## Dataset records
★ ★ ★ ★ ★

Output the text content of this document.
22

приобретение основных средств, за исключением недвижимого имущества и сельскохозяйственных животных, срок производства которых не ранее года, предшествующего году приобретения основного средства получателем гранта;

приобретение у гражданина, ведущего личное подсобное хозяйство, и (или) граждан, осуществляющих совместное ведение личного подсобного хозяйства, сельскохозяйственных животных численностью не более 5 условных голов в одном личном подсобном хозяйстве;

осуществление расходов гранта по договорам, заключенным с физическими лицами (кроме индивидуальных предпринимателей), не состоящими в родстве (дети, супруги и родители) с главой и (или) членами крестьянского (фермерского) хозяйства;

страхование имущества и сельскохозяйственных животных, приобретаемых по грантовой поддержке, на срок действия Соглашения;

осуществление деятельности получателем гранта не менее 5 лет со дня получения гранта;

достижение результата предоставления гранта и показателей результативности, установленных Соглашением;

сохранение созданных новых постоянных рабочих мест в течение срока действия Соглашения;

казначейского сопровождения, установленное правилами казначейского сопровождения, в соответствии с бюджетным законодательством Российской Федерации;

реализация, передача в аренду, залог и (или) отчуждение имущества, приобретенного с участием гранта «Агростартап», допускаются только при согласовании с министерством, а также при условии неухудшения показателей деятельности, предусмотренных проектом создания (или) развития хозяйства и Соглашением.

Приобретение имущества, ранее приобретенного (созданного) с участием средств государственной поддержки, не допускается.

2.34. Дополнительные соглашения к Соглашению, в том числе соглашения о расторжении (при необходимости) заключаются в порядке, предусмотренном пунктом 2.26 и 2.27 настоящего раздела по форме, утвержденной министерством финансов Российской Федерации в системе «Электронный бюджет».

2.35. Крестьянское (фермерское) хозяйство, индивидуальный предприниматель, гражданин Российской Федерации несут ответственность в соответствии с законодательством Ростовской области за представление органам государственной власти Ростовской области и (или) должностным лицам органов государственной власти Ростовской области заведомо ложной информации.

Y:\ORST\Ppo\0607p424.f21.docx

★ ★ ★ ★ ★

## What the task asks
Give only the count of lines in this material that contain the string "действия".

## Answer for this exercise
2